Start
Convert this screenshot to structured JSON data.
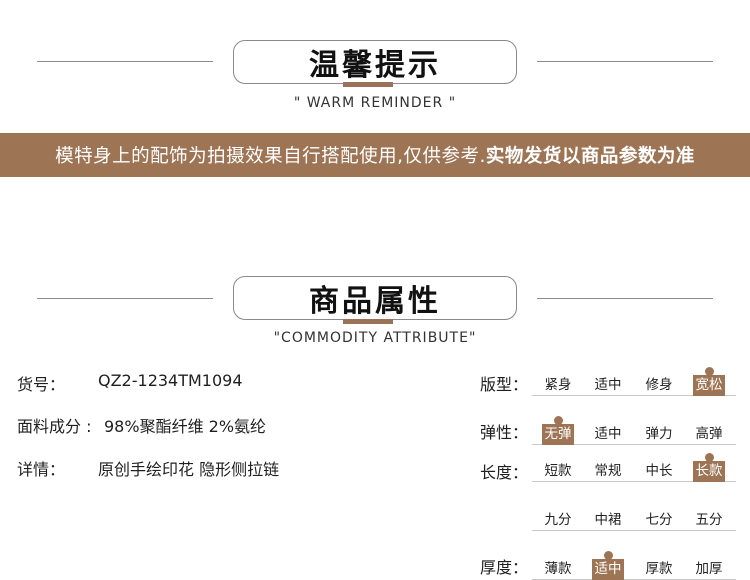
{
  "reminder": {
    "title": "温馨提示",
    "subtitle": "\" WARM REMINDER \"",
    "notice_prefix": "模特身上的配饰为拍摄效果自行搭配使用,仅供参考.",
    "notice_emphasis": "实物发货以商品参数为准"
  },
  "attribute": {
    "title": "商品属性",
    "subtitle": "\"COMMODITY ATTRIBUTE\""
  },
  "details": {
    "sku_label": "货号：",
    "sku_value": "QZ2-1234TM1094",
    "fabric_label": "面料成分 :",
    "fabric_value": "98%聚酯纤维 2%氨纶",
    "detail_label": "详情：",
    "detail_value": "原创手绘印花 隐形侧拉链"
  },
  "specs": {
    "fit": {
      "label": "版型：",
      "options": [
        "紧身",
        "适中",
        "修身",
        "宽松"
      ],
      "selected": 3
    },
    "elasticity": {
      "label": "弹性：",
      "options": [
        "无弹",
        "适中",
        "弹力",
        "高弹"
      ],
      "selected": 0
    },
    "length": {
      "label": "长度：",
      "options": [
        "短款",
        "常规",
        "中长",
        "长款"
      ],
      "selected": 3
    },
    "length_more": {
      "options": [
        "九分",
        "中裙",
        "七分",
        "五分"
      ]
    },
    "thickness": {
      "label": "厚度：",
      "options": [
        "薄款",
        "适中",
        "厚款",
        "加厚"
      ],
      "selected": 1
    }
  },
  "colors": {
    "accent": "#9d7454",
    "rule": "#8c8c8c"
  }
}
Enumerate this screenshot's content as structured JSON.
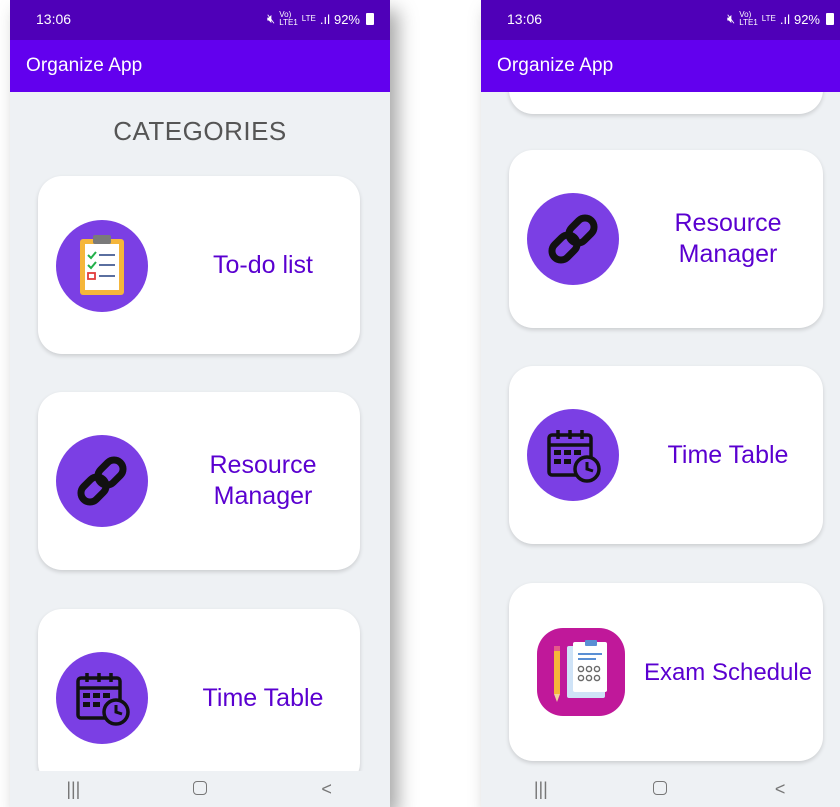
End
== Aim ==
Copy out every line of the listing that includes the string "this".

== Response ==
Convert this screenshot to structured JSON data.
Enumerate this screenshot's content as structured JSON.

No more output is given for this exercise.